Copy out the lines below word for word, leaving out the pictures.

Listed entries:
◆ ◆ ◆

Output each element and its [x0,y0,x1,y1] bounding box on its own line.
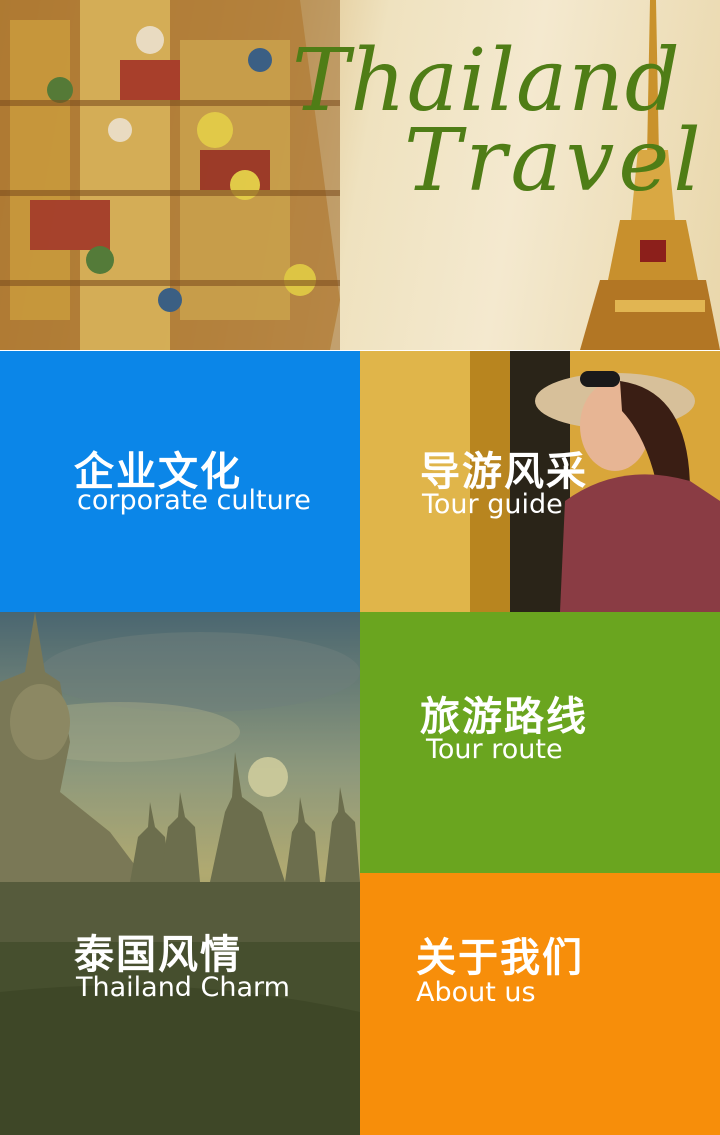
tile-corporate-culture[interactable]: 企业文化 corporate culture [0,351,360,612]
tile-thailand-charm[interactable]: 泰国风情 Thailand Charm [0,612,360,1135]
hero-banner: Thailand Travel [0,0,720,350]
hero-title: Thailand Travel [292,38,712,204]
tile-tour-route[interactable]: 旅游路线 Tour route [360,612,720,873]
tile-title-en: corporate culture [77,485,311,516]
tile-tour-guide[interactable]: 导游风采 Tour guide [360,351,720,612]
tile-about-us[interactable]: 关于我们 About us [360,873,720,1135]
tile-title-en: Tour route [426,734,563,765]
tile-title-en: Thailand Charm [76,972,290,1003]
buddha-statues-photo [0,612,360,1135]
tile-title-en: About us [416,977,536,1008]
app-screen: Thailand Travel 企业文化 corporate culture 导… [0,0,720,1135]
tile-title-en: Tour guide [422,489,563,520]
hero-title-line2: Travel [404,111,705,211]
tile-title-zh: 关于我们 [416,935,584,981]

◆ ◆ ◆

Response to this task:
Output each element and its [x0,y0,x1,y1] bounding box on its own line.
tile-corporate-culture[interactable]: 企业文化 corporate culture [0,351,360,612]
tile-thailand-charm[interactable]: 泰国风情 Thailand Charm [0,612,360,1135]
hero-banner: Thailand Travel [0,0,720,350]
hero-title: Thailand Travel [292,38,712,204]
tile-tour-route[interactable]: 旅游路线 Tour route [360,612,720,873]
tile-title-en: corporate culture [77,485,311,516]
tile-tour-guide[interactable]: 导游风采 Tour guide [360,351,720,612]
tile-about-us[interactable]: 关于我们 About us [360,873,720,1135]
tile-title-en: Tour route [426,734,563,765]
tile-title-en: Thailand Charm [76,972,290,1003]
buddha-statues-photo [0,612,360,1135]
tile-title-en: About us [416,977,536,1008]
app-screen: Thailand Travel 企业文化 corporate culture 导… [0,0,720,1135]
tile-title-en: Tour guide [422,489,563,520]
hero-title-line2: Travel [404,111,705,211]
tile-title-zh: 关于我们 [416,935,584,981]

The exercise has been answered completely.